• **WHAT THE TASK ASKS**:
Extract each line containing the string "intercept".

Rows from a figure dataset:

:::::

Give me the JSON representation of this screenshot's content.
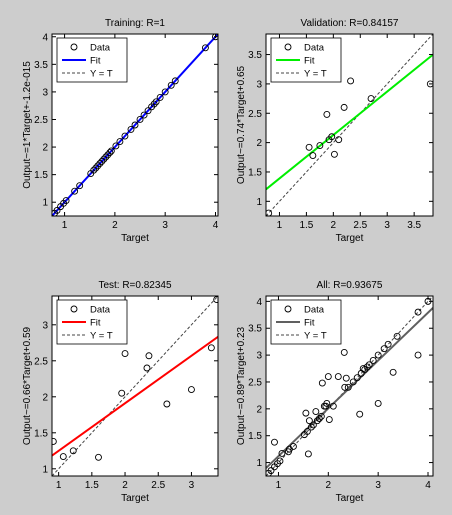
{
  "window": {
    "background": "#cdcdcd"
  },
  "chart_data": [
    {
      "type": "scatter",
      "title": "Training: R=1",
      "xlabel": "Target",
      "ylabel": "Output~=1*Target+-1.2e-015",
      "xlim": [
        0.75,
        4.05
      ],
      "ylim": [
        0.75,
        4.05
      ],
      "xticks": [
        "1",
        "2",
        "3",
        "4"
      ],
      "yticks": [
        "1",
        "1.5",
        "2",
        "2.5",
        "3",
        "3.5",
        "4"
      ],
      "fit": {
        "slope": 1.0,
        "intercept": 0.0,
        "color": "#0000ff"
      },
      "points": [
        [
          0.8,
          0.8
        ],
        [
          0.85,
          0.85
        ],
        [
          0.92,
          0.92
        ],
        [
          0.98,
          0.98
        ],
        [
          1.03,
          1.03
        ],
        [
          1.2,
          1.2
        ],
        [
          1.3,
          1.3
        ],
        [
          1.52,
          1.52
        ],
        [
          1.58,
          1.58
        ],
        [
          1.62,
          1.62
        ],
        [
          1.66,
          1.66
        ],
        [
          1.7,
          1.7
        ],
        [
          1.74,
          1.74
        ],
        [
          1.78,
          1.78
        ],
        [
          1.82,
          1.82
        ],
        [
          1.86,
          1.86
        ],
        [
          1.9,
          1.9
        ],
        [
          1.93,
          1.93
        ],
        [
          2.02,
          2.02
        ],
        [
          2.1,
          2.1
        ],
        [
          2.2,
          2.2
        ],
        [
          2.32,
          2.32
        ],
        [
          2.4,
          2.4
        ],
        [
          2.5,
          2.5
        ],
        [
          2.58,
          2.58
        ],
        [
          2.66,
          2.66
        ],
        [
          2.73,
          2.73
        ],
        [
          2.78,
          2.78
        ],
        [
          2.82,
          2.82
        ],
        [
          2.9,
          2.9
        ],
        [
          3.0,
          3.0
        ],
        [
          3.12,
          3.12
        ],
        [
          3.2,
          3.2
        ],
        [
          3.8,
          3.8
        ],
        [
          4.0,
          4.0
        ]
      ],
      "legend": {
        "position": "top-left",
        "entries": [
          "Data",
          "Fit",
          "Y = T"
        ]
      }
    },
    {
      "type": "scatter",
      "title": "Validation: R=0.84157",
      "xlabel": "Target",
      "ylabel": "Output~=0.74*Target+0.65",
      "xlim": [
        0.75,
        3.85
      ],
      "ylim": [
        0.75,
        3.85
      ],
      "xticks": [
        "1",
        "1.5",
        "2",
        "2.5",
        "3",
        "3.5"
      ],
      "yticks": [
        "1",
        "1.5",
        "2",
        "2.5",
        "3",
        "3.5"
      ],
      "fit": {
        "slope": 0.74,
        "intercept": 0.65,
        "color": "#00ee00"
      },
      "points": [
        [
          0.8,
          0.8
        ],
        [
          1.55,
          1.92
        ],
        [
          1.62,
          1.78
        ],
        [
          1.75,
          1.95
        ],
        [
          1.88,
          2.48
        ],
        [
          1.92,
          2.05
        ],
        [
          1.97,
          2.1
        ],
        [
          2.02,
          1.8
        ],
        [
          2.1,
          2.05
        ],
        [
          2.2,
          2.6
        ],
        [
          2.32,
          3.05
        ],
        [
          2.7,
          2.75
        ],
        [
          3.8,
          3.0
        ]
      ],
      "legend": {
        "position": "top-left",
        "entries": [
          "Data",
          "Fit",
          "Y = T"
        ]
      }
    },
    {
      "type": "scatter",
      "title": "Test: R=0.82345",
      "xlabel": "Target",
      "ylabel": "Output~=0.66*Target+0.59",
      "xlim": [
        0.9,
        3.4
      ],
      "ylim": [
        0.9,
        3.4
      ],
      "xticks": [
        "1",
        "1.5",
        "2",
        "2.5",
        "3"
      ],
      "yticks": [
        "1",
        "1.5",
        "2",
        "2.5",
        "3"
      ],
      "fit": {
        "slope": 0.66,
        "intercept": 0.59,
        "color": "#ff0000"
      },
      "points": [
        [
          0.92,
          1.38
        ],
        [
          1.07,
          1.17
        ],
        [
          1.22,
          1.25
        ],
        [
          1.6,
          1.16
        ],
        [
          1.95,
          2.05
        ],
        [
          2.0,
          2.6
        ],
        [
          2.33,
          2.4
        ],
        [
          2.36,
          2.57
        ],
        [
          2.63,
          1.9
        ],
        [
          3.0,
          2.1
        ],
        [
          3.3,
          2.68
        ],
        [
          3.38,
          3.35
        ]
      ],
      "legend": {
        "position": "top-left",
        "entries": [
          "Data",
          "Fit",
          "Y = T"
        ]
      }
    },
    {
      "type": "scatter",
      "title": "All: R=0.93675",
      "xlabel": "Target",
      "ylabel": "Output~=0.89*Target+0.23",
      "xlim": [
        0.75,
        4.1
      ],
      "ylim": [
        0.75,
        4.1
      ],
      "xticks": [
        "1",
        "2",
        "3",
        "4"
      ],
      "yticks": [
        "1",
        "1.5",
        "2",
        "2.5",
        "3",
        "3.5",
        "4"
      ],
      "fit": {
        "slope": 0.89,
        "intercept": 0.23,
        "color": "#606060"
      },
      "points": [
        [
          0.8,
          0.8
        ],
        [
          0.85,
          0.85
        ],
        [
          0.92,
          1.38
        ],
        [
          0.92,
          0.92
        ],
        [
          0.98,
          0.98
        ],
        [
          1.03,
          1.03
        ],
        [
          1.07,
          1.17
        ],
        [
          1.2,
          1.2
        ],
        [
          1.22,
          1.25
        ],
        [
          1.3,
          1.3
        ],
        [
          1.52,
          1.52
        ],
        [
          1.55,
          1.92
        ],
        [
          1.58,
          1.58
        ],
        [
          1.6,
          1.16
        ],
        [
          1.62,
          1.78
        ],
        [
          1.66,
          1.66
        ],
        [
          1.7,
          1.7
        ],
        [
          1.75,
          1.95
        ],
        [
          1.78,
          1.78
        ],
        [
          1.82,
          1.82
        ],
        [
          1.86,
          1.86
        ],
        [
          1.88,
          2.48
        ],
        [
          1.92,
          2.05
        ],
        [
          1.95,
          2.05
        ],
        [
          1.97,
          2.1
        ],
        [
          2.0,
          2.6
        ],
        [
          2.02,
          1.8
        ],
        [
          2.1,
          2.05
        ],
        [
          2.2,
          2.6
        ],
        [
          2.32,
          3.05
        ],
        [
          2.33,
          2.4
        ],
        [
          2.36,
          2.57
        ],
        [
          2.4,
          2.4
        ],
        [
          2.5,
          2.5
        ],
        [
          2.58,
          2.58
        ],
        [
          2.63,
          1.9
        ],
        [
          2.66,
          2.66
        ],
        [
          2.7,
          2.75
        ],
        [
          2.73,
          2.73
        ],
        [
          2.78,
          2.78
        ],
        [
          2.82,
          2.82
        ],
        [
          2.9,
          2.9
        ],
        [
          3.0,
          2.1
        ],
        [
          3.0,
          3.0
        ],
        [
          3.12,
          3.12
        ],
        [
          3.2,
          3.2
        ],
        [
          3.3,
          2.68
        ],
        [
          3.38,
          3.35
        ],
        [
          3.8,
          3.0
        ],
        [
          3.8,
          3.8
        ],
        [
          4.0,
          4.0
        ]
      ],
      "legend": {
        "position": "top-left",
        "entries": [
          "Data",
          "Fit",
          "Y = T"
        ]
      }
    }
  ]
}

:::::

• **SOLVED PROBLEM**:
        "intercept": 0.0,
        "intercept": 0.65,
        "intercept": 0.59,
        "intercept": 0.23,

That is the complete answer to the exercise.